Given problem: Locate each line containing the string "title" and copy it out.

Dataset entries:
## Begin

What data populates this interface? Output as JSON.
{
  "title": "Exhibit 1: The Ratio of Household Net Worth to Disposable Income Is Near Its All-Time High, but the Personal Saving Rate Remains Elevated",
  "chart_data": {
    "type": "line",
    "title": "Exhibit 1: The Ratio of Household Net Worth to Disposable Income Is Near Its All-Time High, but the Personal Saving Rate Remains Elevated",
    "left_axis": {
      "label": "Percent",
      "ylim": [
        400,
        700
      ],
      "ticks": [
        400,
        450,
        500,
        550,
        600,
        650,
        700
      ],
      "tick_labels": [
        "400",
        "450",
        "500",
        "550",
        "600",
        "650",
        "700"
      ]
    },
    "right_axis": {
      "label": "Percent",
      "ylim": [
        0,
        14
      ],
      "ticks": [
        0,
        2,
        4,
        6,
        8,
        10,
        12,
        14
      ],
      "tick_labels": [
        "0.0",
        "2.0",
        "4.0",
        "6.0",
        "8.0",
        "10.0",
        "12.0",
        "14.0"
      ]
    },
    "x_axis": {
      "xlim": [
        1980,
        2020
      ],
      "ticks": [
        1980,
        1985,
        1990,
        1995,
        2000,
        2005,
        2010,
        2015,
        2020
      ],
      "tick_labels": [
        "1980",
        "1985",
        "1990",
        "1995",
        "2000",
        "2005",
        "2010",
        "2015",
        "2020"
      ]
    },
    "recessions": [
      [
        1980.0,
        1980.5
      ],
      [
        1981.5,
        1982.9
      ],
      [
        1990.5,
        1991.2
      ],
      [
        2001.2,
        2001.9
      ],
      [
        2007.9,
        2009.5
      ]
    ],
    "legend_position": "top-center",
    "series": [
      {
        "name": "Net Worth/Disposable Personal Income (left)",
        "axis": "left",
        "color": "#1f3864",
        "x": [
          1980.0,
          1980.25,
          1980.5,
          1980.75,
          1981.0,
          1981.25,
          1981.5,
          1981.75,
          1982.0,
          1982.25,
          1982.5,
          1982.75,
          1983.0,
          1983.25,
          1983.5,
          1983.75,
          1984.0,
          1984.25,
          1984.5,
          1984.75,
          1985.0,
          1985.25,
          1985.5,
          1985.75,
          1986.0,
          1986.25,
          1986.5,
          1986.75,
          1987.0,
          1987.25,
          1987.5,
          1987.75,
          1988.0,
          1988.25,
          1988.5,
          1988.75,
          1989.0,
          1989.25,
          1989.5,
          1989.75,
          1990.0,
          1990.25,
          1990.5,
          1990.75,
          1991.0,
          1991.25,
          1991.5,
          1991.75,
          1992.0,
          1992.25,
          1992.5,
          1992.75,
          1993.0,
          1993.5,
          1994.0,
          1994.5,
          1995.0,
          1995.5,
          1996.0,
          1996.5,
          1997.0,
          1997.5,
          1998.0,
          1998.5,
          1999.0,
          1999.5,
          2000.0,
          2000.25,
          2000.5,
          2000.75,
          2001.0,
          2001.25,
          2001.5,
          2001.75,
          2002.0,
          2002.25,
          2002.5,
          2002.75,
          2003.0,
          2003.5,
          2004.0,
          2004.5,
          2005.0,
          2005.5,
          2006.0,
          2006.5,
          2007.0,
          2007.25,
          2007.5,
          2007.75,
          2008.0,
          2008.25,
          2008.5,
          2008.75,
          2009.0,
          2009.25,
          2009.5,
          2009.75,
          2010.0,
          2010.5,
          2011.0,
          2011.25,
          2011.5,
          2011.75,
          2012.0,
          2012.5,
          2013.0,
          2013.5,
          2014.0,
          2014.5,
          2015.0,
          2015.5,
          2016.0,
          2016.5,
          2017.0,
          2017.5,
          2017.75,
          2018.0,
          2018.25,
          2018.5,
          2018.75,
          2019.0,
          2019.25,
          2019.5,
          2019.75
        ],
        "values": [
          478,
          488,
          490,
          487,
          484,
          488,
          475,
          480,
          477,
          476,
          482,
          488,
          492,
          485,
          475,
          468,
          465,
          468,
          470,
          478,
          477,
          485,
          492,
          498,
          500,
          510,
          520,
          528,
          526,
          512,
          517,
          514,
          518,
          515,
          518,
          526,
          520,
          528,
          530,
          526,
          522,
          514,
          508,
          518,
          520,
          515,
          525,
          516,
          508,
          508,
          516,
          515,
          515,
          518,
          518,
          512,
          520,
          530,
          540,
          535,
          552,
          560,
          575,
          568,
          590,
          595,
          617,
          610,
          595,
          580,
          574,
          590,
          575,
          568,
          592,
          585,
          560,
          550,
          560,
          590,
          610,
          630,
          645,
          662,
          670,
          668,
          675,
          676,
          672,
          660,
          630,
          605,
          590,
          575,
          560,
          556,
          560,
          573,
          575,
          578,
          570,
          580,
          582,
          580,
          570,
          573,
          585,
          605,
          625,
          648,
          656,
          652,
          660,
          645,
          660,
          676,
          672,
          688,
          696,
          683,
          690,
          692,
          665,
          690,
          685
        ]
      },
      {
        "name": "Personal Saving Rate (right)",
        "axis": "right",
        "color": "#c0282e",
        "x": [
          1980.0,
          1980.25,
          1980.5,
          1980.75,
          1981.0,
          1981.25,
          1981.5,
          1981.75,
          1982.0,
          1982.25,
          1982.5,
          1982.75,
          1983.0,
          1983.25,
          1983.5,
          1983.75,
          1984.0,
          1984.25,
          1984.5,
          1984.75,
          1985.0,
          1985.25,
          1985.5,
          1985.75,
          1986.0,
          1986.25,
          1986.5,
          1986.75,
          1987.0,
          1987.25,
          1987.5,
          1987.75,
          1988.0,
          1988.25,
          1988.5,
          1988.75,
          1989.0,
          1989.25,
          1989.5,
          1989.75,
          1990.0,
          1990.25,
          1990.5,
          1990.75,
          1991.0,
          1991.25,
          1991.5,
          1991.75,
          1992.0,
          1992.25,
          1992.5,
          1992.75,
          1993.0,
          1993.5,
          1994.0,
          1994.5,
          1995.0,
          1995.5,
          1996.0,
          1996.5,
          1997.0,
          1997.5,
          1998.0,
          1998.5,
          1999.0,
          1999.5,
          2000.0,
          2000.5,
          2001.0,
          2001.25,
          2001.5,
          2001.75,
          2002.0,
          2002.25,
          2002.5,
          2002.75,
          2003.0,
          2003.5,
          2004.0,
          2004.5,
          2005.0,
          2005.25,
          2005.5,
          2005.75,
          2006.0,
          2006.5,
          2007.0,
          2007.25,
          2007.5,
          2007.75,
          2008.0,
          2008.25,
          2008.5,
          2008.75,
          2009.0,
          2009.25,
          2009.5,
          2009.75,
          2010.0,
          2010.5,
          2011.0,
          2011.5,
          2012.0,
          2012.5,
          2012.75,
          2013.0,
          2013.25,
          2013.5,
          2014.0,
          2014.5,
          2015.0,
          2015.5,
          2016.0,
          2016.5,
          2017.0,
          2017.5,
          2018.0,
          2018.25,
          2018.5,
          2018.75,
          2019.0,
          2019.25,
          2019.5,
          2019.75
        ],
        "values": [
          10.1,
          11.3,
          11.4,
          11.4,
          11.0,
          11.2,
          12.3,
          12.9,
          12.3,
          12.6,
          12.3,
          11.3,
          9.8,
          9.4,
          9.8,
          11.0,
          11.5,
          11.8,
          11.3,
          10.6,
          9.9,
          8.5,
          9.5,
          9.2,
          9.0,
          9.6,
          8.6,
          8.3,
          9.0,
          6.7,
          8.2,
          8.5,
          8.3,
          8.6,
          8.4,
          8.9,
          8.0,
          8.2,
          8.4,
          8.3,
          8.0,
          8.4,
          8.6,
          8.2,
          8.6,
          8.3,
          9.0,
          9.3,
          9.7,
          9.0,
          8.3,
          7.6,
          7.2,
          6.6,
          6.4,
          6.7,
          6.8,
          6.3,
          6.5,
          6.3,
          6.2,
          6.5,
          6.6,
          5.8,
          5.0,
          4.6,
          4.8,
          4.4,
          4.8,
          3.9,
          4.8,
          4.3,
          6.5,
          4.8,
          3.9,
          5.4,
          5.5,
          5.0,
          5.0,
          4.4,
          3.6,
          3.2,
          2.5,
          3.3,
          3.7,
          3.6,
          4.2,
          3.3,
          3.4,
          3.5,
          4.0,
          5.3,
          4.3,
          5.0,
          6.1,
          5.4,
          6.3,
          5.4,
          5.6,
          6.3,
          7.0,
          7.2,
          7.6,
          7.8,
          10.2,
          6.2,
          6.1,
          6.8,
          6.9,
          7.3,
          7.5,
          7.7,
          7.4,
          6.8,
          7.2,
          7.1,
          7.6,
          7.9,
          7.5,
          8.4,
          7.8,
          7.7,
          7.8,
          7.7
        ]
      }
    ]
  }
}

## End

Solution for this task:
  "title": "Exhibit 1: The Ratio of Household Net Worth to Disposable Income Is Near Its All-Time High, but the Personal Saving Rate Remains Elevated",
    "title": "Exhibit 1: The Ratio of Household Net Worth to Disposable Income Is Near Its All-Time High, but the Personal Saving Rate Remains Elevated",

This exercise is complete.